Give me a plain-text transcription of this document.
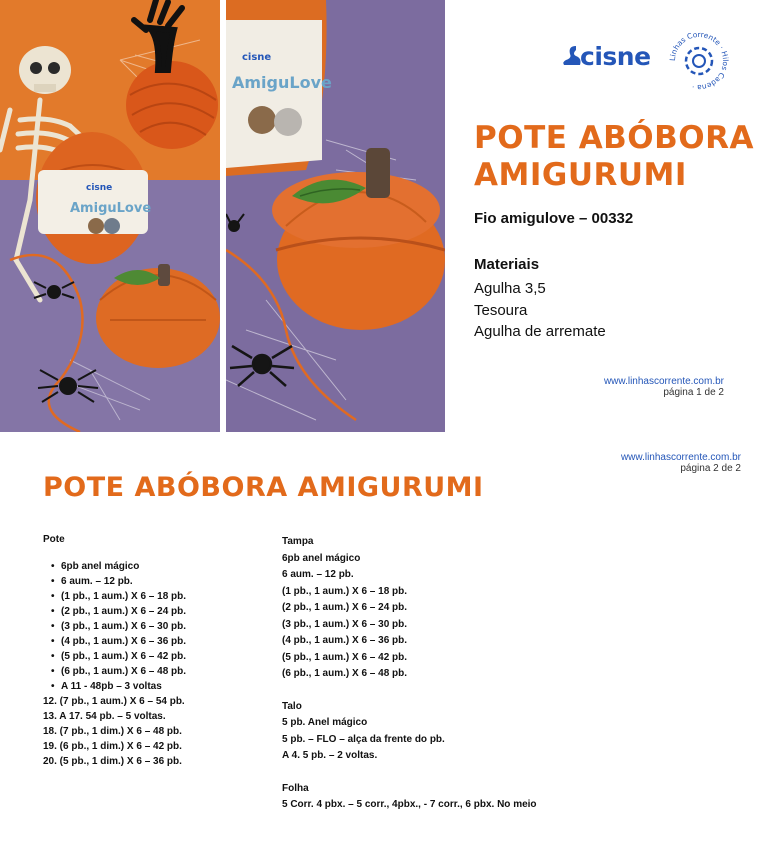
cisne
AmiguLove
cisne
AmiguLove
cisne Linhas Corrente · Hilos Cadena ·
POTE ABÓBORA AMIGURUMI
Fio amigulove – 00332
Materiais
Agulha 3,5
Tesoura
Agulha de arremate
www.linhascorrente.com.br
página 1 de 2
www.linhascorrente.com.br
página 2 de 2
POTE ABÓBORA AMIGURUMI
Pote
• 6pb anel mágico
• 6 aum. – 12 pb.
• (1 pb., 1 aum.) X 6 – 18 pb.
• (2 pb., 1 aum.) X 6 – 24 pb.
• (3 pb., 1 aum.) X 6 – 30 pb.
• (4 pb., 1 aum.) X 6 – 36 pb.
• (5 pb., 1 aum.) X 6 – 42 pb.
• (6 pb., 1 aum.) X 6 – 48 pb.
• A 11 - 48pb – 3 voltas
12. (7 pb., 1 aum.) X 6 – 54 pb.
13. A 17. 54 pb. – 5 voltas.
18. (7 pb., 1 dim.) X 6 – 48 pb.
19. (6 pb., 1 dim.) X 6 – 42 pb.
20. (5 pb., 1 dim.) X 6 – 36 pb.
Tampa
6pb anel mágico
6 aum. – 12 pb.
(1 pb., 1 aum.) X 6 – 18 pb.
(2 pb., 1 aum.) X 6 – 24 pb.
(3 pb., 1 aum.) X 6 – 30 pb.
(4 pb., 1 aum.) X 6 – 36 pb.
(5 pb., 1 aum.) X 6 – 42 pb.
(6 pb., 1 aum.) X 6 – 48 pb.
Talo
5 pb. Anel mágico
5 pb. – FLO – alça da frente do pb.
A 4. 5 pb. – 2 voltas.
Folha
5 Corr. 4 pbx. – 5 corr., 4pbx., - 7 corr., 6 pbx. No meio
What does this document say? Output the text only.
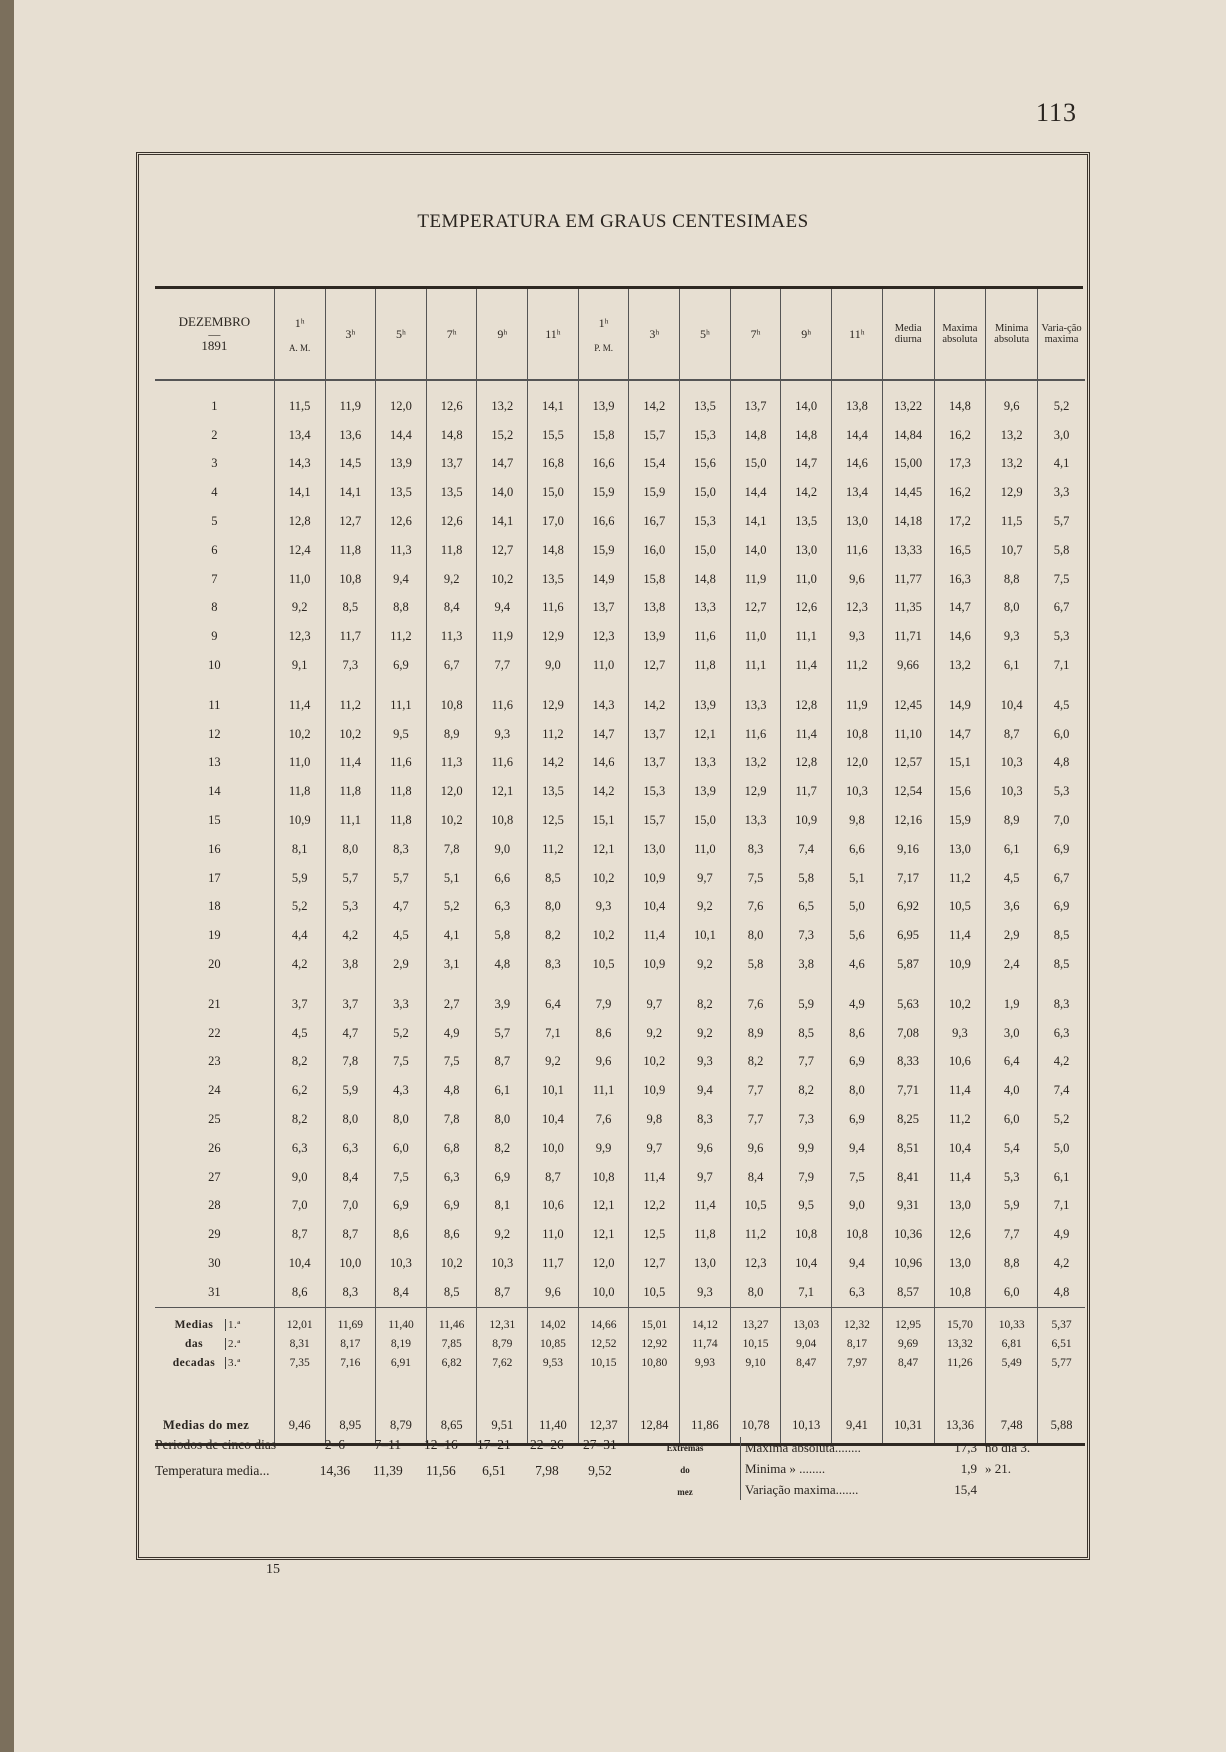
113
TEMPERATURA EM GRAUS CENTESIMAES
DEZEMBRO
—
1891	1ʰ
A. M.	3ʰ	5ʰ	7ʰ	9ʰ	11ʰ	1ʰ
P. M.	3ʰ	5ʰ	7ʰ	9ʰ	11ʰ	Media diurna	Maxima absoluta	Minima absoluta	Varia-ção maxima

1	11,5	11,9	12,0	12,6	13,2	14,1	13,9	14,2	13,5	13,7	14,0	13,8	13,22	14,8	9,6	5,2
2	13,4	13,6	14,4	14,8	15,2	15,5	15,8	15,7	15,3	14,8	14,8	14,4	14,84	16,2	13,2	3,0
3	14,3	14,5	13,9	13,7	14,7	16,8	16,6	15,4	15,6	15,0	14,7	14,6	15,00	17,3	13,2	4,1
4	14,1	14,1	13,5	13,5	14,0	15,0	15,9	15,9	15,0	14,4	14,2	13,4	14,45	16,2	12,9	3,3
5	12,8	12,7	12,6	12,6	14,1	17,0	16,6	16,7	15,3	14,1	13,5	13,0	14,18	17,2	11,5	5,7
6	12,4	11,8	11,3	11,8	12,7	14,8	15,9	16,0	15,0	14,0	13,0	11,6	13,33	16,5	10,7	5,8
7	11,0	10,8	9,4	9,2	10,2	13,5	14,9	15,8	14,8	11,9	11,0	9,6	11,77	16,3	8,8	7,5
8	9,2	8,5	8,8	8,4	9,4	11,6	13,7	13,8	13,3	12,7	12,6	12,3	11,35	14,7	8,0	6,7
9	12,3	11,7	11,2	11,3	11,9	12,9	12,3	13,9	11,6	11,0	11,1	9,3	11,71	14,6	9,3	5,3
10	9,1	7,3	6,9	6,7	7,7	9,0	11,0	12,7	11,8	11,1	11,4	11,2	9,66	13,2	6,1	7,1

11	11,4	11,2	11,1	10,8	11,6	12,9	14,3	14,2	13,9	13,3	12,8	11,9	12,45	14,9	10,4	4,5
12	10,2	10,2	9,5	8,9	9,3	11,2	14,7	13,7	12,1	11,6	11,4	10,8	11,10	14,7	8,7	6,0
13	11,0	11,4	11,6	11,3	11,6	14,2	14,6	13,7	13,3	13,2	12,8	12,0	12,57	15,1	10,3	4,8
14	11,8	11,8	11,8	12,0	12,1	13,5	14,2	15,3	13,9	12,9	11,7	10,3	12,54	15,6	10,3	5,3
15	10,9	11,1	11,8	10,2	10,8	12,5	15,1	15,7	15,0	13,3	10,9	9,8	12,16	15,9	8,9	7,0
16	8,1	8,0	8,3	7,8	9,0	11,2	12,1	13,0	11,0	8,3	7,4	6,6	9,16	13,0	6,1	6,9
17	5,9	5,7	5,7	5,1	6,6	8,5	10,2	10,9	9,7	7,5	5,8	5,1	7,17	11,2	4,5	6,7
18	5,2	5,3	4,7	5,2	6,3	8,0	9,3	10,4	9,2	7,6	6,5	5,0	6,92	10,5	3,6	6,9
19	4,4	4,2	4,5	4,1	5,8	8,2	10,2	11,4	10,1	8,0	7,3	5,6	6,95	11,4	2,9	8,5
20	4,2	3,8	2,9	3,1	4,8	8,3	10,5	10,9	9,2	5,8	3,8	4,6	5,87	10,9	2,4	8,5

21	3,7	3,7	3,3	2,7	3,9	6,4	7,9	9,7	8,2	7,6	5,9	4,9	5,63	10,2	1,9	8,3
22	4,5	4,7	5,2	4,9	5,7	7,1	8,6	9,2	9,2	8,9	8,5	8,6	7,08	9,3	3,0	6,3
23	8,2	7,8	7,5	7,5	8,7	9,2	9,6	10,2	9,3	8,2	7,7	6,9	8,33	10,6	6,4	4,2
24	6,2	5,9	4,3	4,8	6,1	10,1	11,1	10,9	9,4	7,7	8,2	8,0	7,71	11,4	4,0	7,4
25	8,2	8,0	8,0	7,8	8,0	10,4	7,6	9,8	8,3	7,7	7,3	6,9	8,25	11,2	6,0	5,2
26	6,3	6,3	6,0	6,8	8,2	10,0	9,9	9,7	9,6	9,6	9,9	9,4	8,51	10,4	5,4	5,0
27	9,0	8,4	7,5	6,3	6,9	8,7	10,8	11,4	9,7	8,4	7,9	7,5	8,41	11,4	5,3	6,1
28	7,0	7,0	6,9	6,9	8,1	10,6	12,1	12,2	11,4	10,5	9,5	9,0	9,31	13,0	5,9	7,1
29	8,7	8,7	8,6	8,6	9,2	11,0	12,1	12,5	11,8	11,2	10,8	10,8	10,36	12,6	7,7	4,9
30	10,4	10,0	10,3	10,2	10,3	11,7	12,0	12,7	13,0	12,3	10,4	9,4	10,96	13,0	8,8	4,2
31	8,6	8,3	8,4	8,5	8,7	9,6	10,0	10,5	9,3	8,0	7,1	6,3	8,57	10,8	6,0	4,8

Medias 1.ª	12,01	11,69	11,40	11,46	12,31	14,02	14,66	15,01	14,12	13,27	13,03	12,32	12,95	15,70	10,33	5,37
das 2.ª	8,31	8,17	8,19	7,85	8,79	10,85	12,52	12,92	11,74	10,15	9,04	8,17	9,69	13,32	6,81	6,51
decadas 3.ª	7,35	7,16	6,91	6,82	7,62	9,53	10,15	10,80	9,93	9,10	8,47	7,97	8,47	11,26	5,49	5,77
Medias do mez	9,46	8,95	8,79	8,65	9,51	11,40	12,37	12,84	11,86	10,78	10,13	9,41	10,31	13,36	7,48	5,88

Periodos de cinco dias	2–6 7–11 12–16 17–21 22–26 27–31
Temperatura media...	14,36 11,39 11,56 6,51 7,98 9,52
Extremas
do
mez
Maxima absoluta........	17,3 no dia 3.
Minima » ........	1,9 » 21.
Variação maxima.......	15,4
15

::::

→ Exercise description: Leave the pictures out, and transcribe each of the records exactly.

→ Exercise output:
Give me a plain-text transcription of this document.
cisne
AmiguLove
cisne
AmiguLove
cisne Linhas Corrente · Hilos Cadena ·
POTE ABÓBORA AMIGURUMI
Fio amigulove – 00332
Materiais
Agulha 3,5
Tesoura
Agulha de arremate
www.linhascorrente.com.br
página 1 de 2
www.linhascorrente.com.br
página 2 de 2
POTE ABÓBORA AMIGURUMI
Pote
• 6pb anel mágico
• 6 aum. – 12 pb.
• (1 pb., 1 aum.) X 6 – 18 pb.
• (2 pb., 1 aum.) X 6 – 24 pb.
• (3 pb., 1 aum.) X 6 – 30 pb.
• (4 pb., 1 aum.) X 6 – 36 pb.
• (5 pb., 1 aum.) X 6 – 42 pb.
• (6 pb., 1 aum.) X 6 – 48 pb.
• A 11 - 48pb – 3 voltas
12. (7 pb., 1 aum.) X 6 – 54 pb.
13. A 17. 54 pb. – 5 voltas.
18. (7 pb., 1 dim.) X 6 – 48 pb.
19. (6 pb., 1 dim.) X 6 – 42 pb.
20. (5 pb., 1 dim.) X 6 – 36 pb.
Tampa
6pb anel mágico
6 aum. – 12 pb.
(1 pb., 1 aum.) X 6 – 18 pb.
(2 pb., 1 aum.) X 6 – 24 pb.
(3 pb., 1 aum.) X 6 – 30 pb.
(4 pb., 1 aum.) X 6 – 36 pb.
(5 pb., 1 aum.) X 6 – 42 pb.
(6 pb., 1 aum.) X 6 – 48 pb.
Talo
5 pb. Anel mágico
5 pb. – FLO – alça da frente do pb.
A 4. 5 pb. – 2 voltas.
Folha
5 Corr. 4 pbx. – 5 corr., 4pbx., - 7 corr., 6 pbx. No meio
What does this document say? Output the text only.
113
TEMPERATURA EM GRAUS CENTESIMAES
DEZEMBRO
—
1891	1ʰ
A. M.	3ʰ	5ʰ	7ʰ	9ʰ	11ʰ	1ʰ
P. M.	3ʰ	5ʰ	7ʰ	9ʰ	11ʰ	Media diurna	Maxima absoluta	Minima absoluta	Varia-ção maxima

1	11,5	11,9	12,0	12,6	13,2	14,1	13,9	14,2	13,5	13,7	14,0	13,8	13,22	14,8	9,6	5,2
2	13,4	13,6	14,4	14,8	15,2	15,5	15,8	15,7	15,3	14,8	14,8	14,4	14,84	16,2	13,2	3,0
3	14,3	14,5	13,9	13,7	14,7	16,8	16,6	15,4	15,6	15,0	14,7	14,6	15,00	17,3	13,2	4,1
4	14,1	14,1	13,5	13,5	14,0	15,0	15,9	15,9	15,0	14,4	14,2	13,4	14,45	16,2	12,9	3,3
5	12,8	12,7	12,6	12,6	14,1	17,0	16,6	16,7	15,3	14,1	13,5	13,0	14,18	17,2	11,5	5,7
6	12,4	11,8	11,3	11,8	12,7	14,8	15,9	16,0	15,0	14,0	13,0	11,6	13,33	16,5	10,7	5,8
7	11,0	10,8	9,4	9,2	10,2	13,5	14,9	15,8	14,8	11,9	11,0	9,6	11,77	16,3	8,8	7,5
8	9,2	8,5	8,8	8,4	9,4	11,6	13,7	13,8	13,3	12,7	12,6	12,3	11,35	14,7	8,0	6,7
9	12,3	11,7	11,2	11,3	11,9	12,9	12,3	13,9	11,6	11,0	11,1	9,3	11,71	14,6	9,3	5,3
10	9,1	7,3	6,9	6,7	7,7	9,0	11,0	12,7	11,8	11,1	11,4	11,2	9,66	13,2	6,1	7,1

11	11,4	11,2	11,1	10,8	11,6	12,9	14,3	14,2	13,9	13,3	12,8	11,9	12,45	14,9	10,4	4,5
12	10,2	10,2	9,5	8,9	9,3	11,2	14,7	13,7	12,1	11,6	11,4	10,8	11,10	14,7	8,7	6,0
13	11,0	11,4	11,6	11,3	11,6	14,2	14,6	13,7	13,3	13,2	12,8	12,0	12,57	15,1	10,3	4,8
14	11,8	11,8	11,8	12,0	12,1	13,5	14,2	15,3	13,9	12,9	11,7	10,3	12,54	15,6	10,3	5,3
15	10,9	11,1	11,8	10,2	10,8	12,5	15,1	15,7	15,0	13,3	10,9	9,8	12,16	15,9	8,9	7,0
16	8,1	8,0	8,3	7,8	9,0	11,2	12,1	13,0	11,0	8,3	7,4	6,6	9,16	13,0	6,1	6,9
17	5,9	5,7	5,7	5,1	6,6	8,5	10,2	10,9	9,7	7,5	5,8	5,1	7,17	11,2	4,5	6,7
18	5,2	5,3	4,7	5,2	6,3	8,0	9,3	10,4	9,2	7,6	6,5	5,0	6,92	10,5	3,6	6,9
19	4,4	4,2	4,5	4,1	5,8	8,2	10,2	11,4	10,1	8,0	7,3	5,6	6,95	11,4	2,9	8,5
20	4,2	3,8	2,9	3,1	4,8	8,3	10,5	10,9	9,2	5,8	3,8	4,6	5,87	10,9	2,4	8,5

21	3,7	3,7	3,3	2,7	3,9	6,4	7,9	9,7	8,2	7,6	5,9	4,9	5,63	10,2	1,9	8,3
22	4,5	4,7	5,2	4,9	5,7	7,1	8,6	9,2	9,2	8,9	8,5	8,6	7,08	9,3	3,0	6,3
23	8,2	7,8	7,5	7,5	8,7	9,2	9,6	10,2	9,3	8,2	7,7	6,9	8,33	10,6	6,4	4,2
24	6,2	5,9	4,3	4,8	6,1	10,1	11,1	10,9	9,4	7,7	8,2	8,0	7,71	11,4	4,0	7,4
25	8,2	8,0	8,0	7,8	8,0	10,4	7,6	9,8	8,3	7,7	7,3	6,9	8,25	11,2	6,0	5,2
26	6,3	6,3	6,0	6,8	8,2	10,0	9,9	9,7	9,6	9,6	9,9	9,4	8,51	10,4	5,4	5,0
27	9,0	8,4	7,5	6,3	6,9	8,7	10,8	11,4	9,7	8,4	7,9	7,5	8,41	11,4	5,3	6,1
28	7,0	7,0	6,9	6,9	8,1	10,6	12,1	12,2	11,4	10,5	9,5	9,0	9,31	13,0	5,9	7,1
29	8,7	8,7	8,6	8,6	9,2	11,0	12,1	12,5	11,8	11,2	10,8	10,8	10,36	12,6	7,7	4,9
30	10,4	10,0	10,3	10,2	10,3	11,7	12,0	12,7	13,0	12,3	10,4	9,4	10,96	13,0	8,8	4,2
31	8,6	8,3	8,4	8,5	8,7	9,6	10,0	10,5	9,3	8,0	7,1	6,3	8,57	10,8	6,0	4,8

Medias 1.ª	12,01	11,69	11,40	11,46	12,31	14,02	14,66	15,01	14,12	13,27	13,03	12,32	12,95	15,70	10,33	5,37
das 2.ª	8,31	8,17	8,19	7,85	8,79	10,85	12,52	12,92	11,74	10,15	9,04	8,17	9,69	13,32	6,81	6,51
decadas 3.ª	7,35	7,16	6,91	6,82	7,62	9,53	10,15	10,80	9,93	9,10	8,47	7,97	8,47	11,26	5,49	5,77
Medias do mez	9,46	8,95	8,79	8,65	9,51	11,40	12,37	12,84	11,86	10,78	10,13	9,41	10,31	13,36	7,48	5,88

Periodos de cinco dias	2–6 7–11 12–16 17–21 22–26 27–31
Temperatura media...	14,36 11,39 11,56 6,51 7,98 9,52
Extremas
do
mez
Maxima absoluta........	17,3 no dia 3.
Minima » ........	1,9 » 21.
Variação maxima.......	15,4
15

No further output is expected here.